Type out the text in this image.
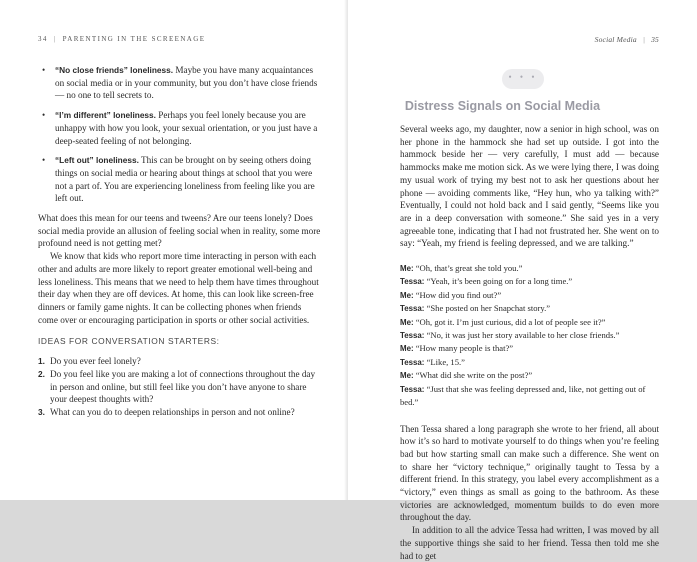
34 | PARENTING IN THE SCREENAGE
• “No close friends” loneliness. Maybe you have many acquaintances on social media or in your community, but you don’t have close friends — no one to tell secrets to.
• “I’m different” loneliness. Perhaps you feel lonely because you are unhappy with how you look, your sexual orientation, or you just have a deep-seated feeling of not belonging.
• “Left out” loneliness. This can be brought on by seeing others doing things on social media or hearing about things at school that you were not a part of. You are experiencing loneliness from feeling like you are left out.

What does this mean for our teens and tweens? Are our teens lonely? Does social media provide an allusion of feeling social when in reality, some more profound need is not getting met?

We know that kids who report more time interacting in person with each other and adults are more likely to report greater emotional well-being and less loneliness. This means that we need to help them have times throughout their day when they are off devices. At home, this can look like screen-free dinners or family game nights. It can be collecting phones when friends come over or encouraging participation in sports or other social activities.

IDEAS FOR CONVERSATION STARTERS:
1. Do you ever feel lonely?
2. Do you feel like you are making a lot of connections throughout the day in person and online, but still feel like you don’t have anyone to share your deepest thoughts with?
3. What can you do to deepen relationships in person and not online?
Social Media | 35

Several weeks ago, my daughter, now a senior in high school, was on her phone in the hammock she had set up outside. I got into the hammock beside her — very carefully, I must add — because hammocks make me motion sick. As we were lying there, I was doing my usual work of trying my best not to ask her questions about her phone — avoiding comments like, “Hey hun, who ya talking with?” Eventually, I could not hold back and I said gently, “Seems like you are in a deep conversation with someone.” She said yes in a very agreeable tone, indicating that I had not frustrated her. She went on to say: “Yeah, my friend is feeling depressed, and we are talking.”

Me: “Oh, that’s great she told you.”
Tessa: “Yeah, it’s been going on for a long time.”
Me: “How did you find out?”
Tessa: “She posted on her Snapchat story.”
Me: “Oh, got it. I’m just curious, did a lot of people see it?”
Tessa: “No, it was just her story available to her close friends.”
Me: “How many people is that?”
Tessa: “Like, 15.”
Me: “What did she write on the post?”
Tessa: “Just that she was feeling depressed and, like, not getting out of bed.”

Then Tessa shared a long paragraph she wrote to her friend, all about how it’s so hard to motivate yourself to do things when you’re feeling bad but how starting small can make such a difference. She went on to share her “victory technique,” originally taught to Tessa by a different friend. In this strategy, you label every accomplishment as a “victory,” even things as small as going to the bathroom. As these victories are acknowledged, momentum builds to do even more throughout the day.

In addition to all the advice Tessa had written, I was moved by all the supportive things she said to her friend. Tessa then told me she had to get

• • •
Distress Signals on Social Media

§ **EXERCISE**
Every record must be copied exactly, with images dropped from the result.

§ **EXERCISE ANSWER**
Type out the text in this image.
34 | PARENTING IN THE SCREENAGE
• “No close friends” loneliness. Maybe you have many acquaintances on social media or in your community, but you don’t have close friends — no one to tell secrets to.
• “I’m different” loneliness. Perhaps you feel lonely because you are unhappy with how you look, your sexual orientation, or you just have a deep-seated feeling of not belonging.
• “Left out” loneliness. This can be brought on by seeing others doing things on social media or hearing about things at school that you were not a part of. You are experiencing loneliness from feeling like you are left out.

What does this mean for our teens and tweens? Are our teens lonely? Does social media provide an allusion of feeling social when in reality, some more profound need is not getting met?

We know that kids who report more time interacting in person with each other and adults are more likely to report greater emotional well-being and less loneliness. This means that we need to help them have times throughout their day when they are off devices. At home, this can look like screen-free dinners or family game nights. It can be collecting phones when friends come over or encouraging participation in sports or other social activities.

IDEAS FOR CONVERSATION STARTERS:
1. Do you ever feel lonely?
2. Do you feel like you are making a lot of connections throughout the day in person and online, but still feel like you don’t have anyone to share your deepest thoughts with?
3. What can you do to deepen relationships in person and not online?
Social Media | 35

Several weeks ago, my daughter, now a senior in high school, was on her phone in the hammock she had set up outside. I got into the hammock beside her — very carefully, I must add — because hammocks make me motion sick. As we were lying there, I was doing my usual work of trying my best not to ask her questions about her phone — avoiding comments like, “Hey hun, who ya talking with?” Eventually, I could not hold back and I said gently, “Seems like you are in a deep conversation with someone.” She said yes in a very agreeable tone, indicating that I had not frustrated her. She went on to say: “Yeah, my friend is feeling depressed, and we are talking.”

Me: “Oh, that’s great she told you.”
Tessa: “Yeah, it’s been going on for a long time.”
Me: “How did you find out?”
Tessa: “She posted on her Snapchat story.”
Me: “Oh, got it. I’m just curious, did a lot of people see it?”
Tessa: “No, it was just her story available to her close friends.”
Me: “How many people is that?”
Tessa: “Like, 15.”
Me: “What did she write on the post?”
Tessa: “Just that she was feeling depressed and, like, not getting out of bed.”

Then Tessa shared a long paragraph she wrote to her friend, all about how it’s so hard to motivate yourself to do things when you’re feeling bad but how starting small can make such a difference. She went on to share her “victory technique,” originally taught to Tessa by a different friend. In this strategy, you label every accomplishment as a “victory,” even things as small as going to the bathroom. As these victories are acknowledged, momentum builds to do even more throughout the day.

In addition to all the advice Tessa had written, I was moved by all the supportive things she said to her friend. Tessa then told me she had to get

• • •
Distress Signals on Social Media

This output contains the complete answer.